- Excerpt
==================================================

Inputs and outputs from Norman Walsh on 2006-07-20 (public-xml-processing-model-wg@w3.org from July 2006)

From: Norman Walsh <Norman.Walsh@Sun.COM>
Date: Thu, 20 Jul 2006 13:11:36 -0400
To: public-xml-processing-model-wg@w3.org
Message-ID: <87bqrkp5fb.fsf@nwalsh.com>
Here's what I think we've agreed about inputs and outputs.

An input is a binding between some connection point on a component
(let's call it a 'port' to give it a short name) and a document
flowing through the pipeline "towards it" (i.e., one that can be read
from).

For example, an XSLT component needs a stylesheet so there has to be a
binding between the port on the component that expects to
read a stylesheet and some document that will be used as the
stylesheet.

An output is a binding between some port on a component and
a document flowing through the pipeline "away from it" (i.e., one that
can be written to).

For example, an XInclude component needs to write the result of the
inclusion process somewhere so there has to be a binding between the
port where it's going to write and some pipe in the
pipeline where that data can go.

Most components have a fixed set of ports but some, like
pipeline, have an arbitrary number. Nevertheless, an input is a
binding between one of those ports and some pipe where a
document can be read and an output is a binding between one of those
ports and some pipe where a document can be written.

In the body of a pipeline, where documents are flowing between steps,
this is all perfectly straight-forward. All the inputs of each step
are bound to outputs of some earlier step and all the outputs are
bound to the inputs of some later step.

The issue becomes a little bit confusing at the edges, however. The
input on a step reads from somewhere, but the input on a pipeline
doesn't, it provides a port from which some step can read.
Similarly, the pipeline output isn't something that some other step is
expected to read, it's a sink into which data can be poured. I think
the same sort of boundary occurs on the choose element, where we want
the choose to say something about what it produces, but exactly one of
the when elements has to produce it.

Let's try to describe it that way.

  <p:pipeline>
    <!-- accept a document, a schema, and a stylesheet. -->
    <!-- validate, transform, and return the result -->
    <p:declare-input-port port="document"/>
    <p:declare-input-port port="schema"/>
    <p:declare-input-port port="stylesheet"/>
    <p:declare-output-port port="result"/>

    <p:step kind="validate">
      <p:input port="document"/>
      <p:input port="schema"/>
      <p:output port="result"/>
    </p:step>

    <p:step kind="xslt">
      <p:input port="document"/>
      <p:input port="stylesheet"/>
      <p:output port="result"/>
    </p:step>
  <p:pipeline>

That's all the fittings, now the question is, how can we connect the
pipes together. In principle, as long as all the inputs and outputs
are joined together, it doesn't matter. On the one hand, I'd be
inclined to try to make it uniform (all inputs read from outputs or
all outputs write to inputs), but since we have this problem at the
edges, let's try to relax a little.

Let's say that inputs can declare where they read from and outputs can
declare where they write to. Since pipes only have two ends, it's
clearly unnecessary to specify both, but let's say you can if you want
to. The only constraint is that you can't provide conflicting
junctions.

==================================================

- Data block
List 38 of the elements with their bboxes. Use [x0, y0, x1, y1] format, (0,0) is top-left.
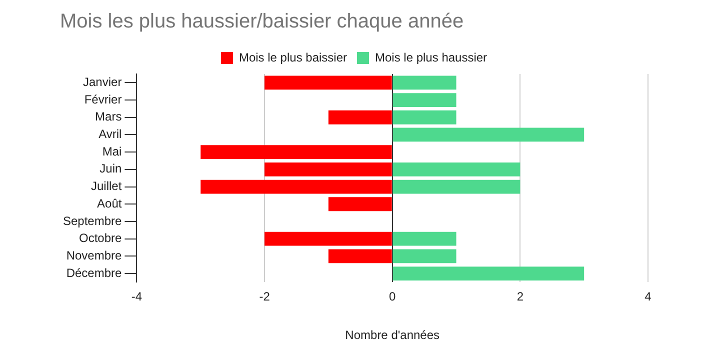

==================================================

- Instructions for the task
Translate this sentence from the message on inputs and outputs into French: "Most components have a fixed set of ports but some, like pipeline, have an arbitrary number."

- Output of the exercise
La plupart des composants ont un ensemble fixe de ports, mais certains, comme pipeline, en ont un nombre arbitraire.